Your objective: Give the listing again in full, exactly as written.

____ Data lines

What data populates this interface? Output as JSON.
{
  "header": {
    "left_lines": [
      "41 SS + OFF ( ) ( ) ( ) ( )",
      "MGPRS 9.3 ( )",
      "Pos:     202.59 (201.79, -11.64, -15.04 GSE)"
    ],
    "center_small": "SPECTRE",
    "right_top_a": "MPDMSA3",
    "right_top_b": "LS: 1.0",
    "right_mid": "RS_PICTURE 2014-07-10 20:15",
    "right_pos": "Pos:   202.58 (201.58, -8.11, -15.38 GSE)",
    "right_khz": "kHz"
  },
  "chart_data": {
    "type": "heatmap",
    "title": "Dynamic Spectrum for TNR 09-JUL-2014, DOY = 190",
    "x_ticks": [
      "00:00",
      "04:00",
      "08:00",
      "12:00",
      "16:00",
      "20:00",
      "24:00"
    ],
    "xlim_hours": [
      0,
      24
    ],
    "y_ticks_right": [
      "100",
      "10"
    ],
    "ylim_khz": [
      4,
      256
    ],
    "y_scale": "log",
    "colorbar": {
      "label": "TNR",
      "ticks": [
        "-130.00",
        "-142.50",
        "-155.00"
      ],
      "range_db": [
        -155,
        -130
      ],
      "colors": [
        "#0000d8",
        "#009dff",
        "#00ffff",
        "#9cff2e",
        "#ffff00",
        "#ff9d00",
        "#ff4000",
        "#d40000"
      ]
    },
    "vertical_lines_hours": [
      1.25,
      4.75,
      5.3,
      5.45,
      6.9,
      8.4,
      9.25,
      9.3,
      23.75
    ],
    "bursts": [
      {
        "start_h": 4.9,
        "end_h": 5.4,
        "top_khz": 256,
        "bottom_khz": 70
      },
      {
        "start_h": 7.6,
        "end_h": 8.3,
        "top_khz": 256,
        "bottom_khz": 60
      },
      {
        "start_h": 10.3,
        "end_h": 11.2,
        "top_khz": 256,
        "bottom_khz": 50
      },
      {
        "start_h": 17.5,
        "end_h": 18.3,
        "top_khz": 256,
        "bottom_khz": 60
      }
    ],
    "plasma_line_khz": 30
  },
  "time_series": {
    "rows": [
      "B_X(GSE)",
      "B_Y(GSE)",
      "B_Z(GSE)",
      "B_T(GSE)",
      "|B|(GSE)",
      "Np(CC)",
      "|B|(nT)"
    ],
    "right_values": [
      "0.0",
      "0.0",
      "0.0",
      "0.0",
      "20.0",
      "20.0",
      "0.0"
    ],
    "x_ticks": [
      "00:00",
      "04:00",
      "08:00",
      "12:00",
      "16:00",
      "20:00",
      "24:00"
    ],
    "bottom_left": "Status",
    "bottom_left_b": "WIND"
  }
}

________

Result for this task:
What data populates this interface? Output as JSON.
{
  "header": {
    "left_lines": [
      "41 SS + OFF ( ) ( ) ( ) ( )",
      "MGPRS 9.3 ( )",
      "Pos:     202.59 (201.79, -11.64, -15.04 GSE)"
    ],
    "center_small": "SPECTRE",
    "right_top_a": "MPDMSA3",
    "right_top_b": "LS: 1.0",
    "right_mid": "RS_PICTURE 2014-07-10 20:15",
    "right_pos": "Pos:   202.58 (201.58, -8.11, -15.38 GSE)",
    "right_khz": "kHz"
  },
  "chart_data": {
    "type": "heatmap",
    "title": "Dynamic Spectrum for TNR 09-JUL-2014, DOY = 190",
    "x_ticks": [
      "00:00",
      "04:00",
      "08:00",
      "12:00",
      "16:00",
      "20:00",
      "24:00"
    ],
    "xlim_hours": [
      0,
      24
    ],
    "y_ticks_right": [
      "100",
      "10"
    ],
    "ylim_khz": [
      4,
      256
    ],
    "y_scale": "log",
    "colorbar": {
      "label": "TNR",
      "ticks": [
        "-130.00",
        "-142.50",
        "-155.00"
      ],
      "range_db": [
        -155,
        -130
      ],
      "colors": [
        "#0000d8",
        "#009dff",
        "#00ffff",
        "#9cff2e",
        "#ffff00",
        "#ff9d00",
        "#ff4000",
        "#d40000"
      ]
    },
    "vertical_lines_hours": [
      1.25,
      4.75,
      5.3,
      5.45,
      6.9,
      8.4,
      9.25,
      9.3,
      23.75
    ],
    "bursts": [
      {
        "start_h": 4.9,
        "end_h": 5.4,
        "top_khz": 256,
        "bottom_khz": 70
      },
      {
        "start_h": 7.6,
        "end_h": 8.3,
        "top_khz": 256,
        "bottom_khz": 60
      },
      {
        "start_h": 10.3,
        "end_h": 11.2,
        "top_khz": 256,
        "bottom_khz": 50
      },
      {
        "start_h": 17.5,
        "end_h": 18.3,
        "top_khz": 256,
        "bottom_khz": 60
      }
    ],
    "plasma_line_khz": 30
  },
  "time_series": {
    "rows": [
      "B_X(GSE)",
      "B_Y(GSE)",
      "B_Z(GSE)",
      "B_T(GSE)",
      "|B|(GSE)",
      "Np(CC)",
      "|B|(nT)"
    ],
    "right_values": [
      "0.0",
      "0.0",
      "0.0",
      "0.0",
      "20.0",
      "20.0",
      "0.0"
    ],
    "x_ticks": [
      "00:00",
      "04:00",
      "08:00",
      "12:00",
      "16:00",
      "20:00",
      "24:00"
    ],
    "bottom_left": "Status",
    "bottom_left_b": "WIND"
  }
}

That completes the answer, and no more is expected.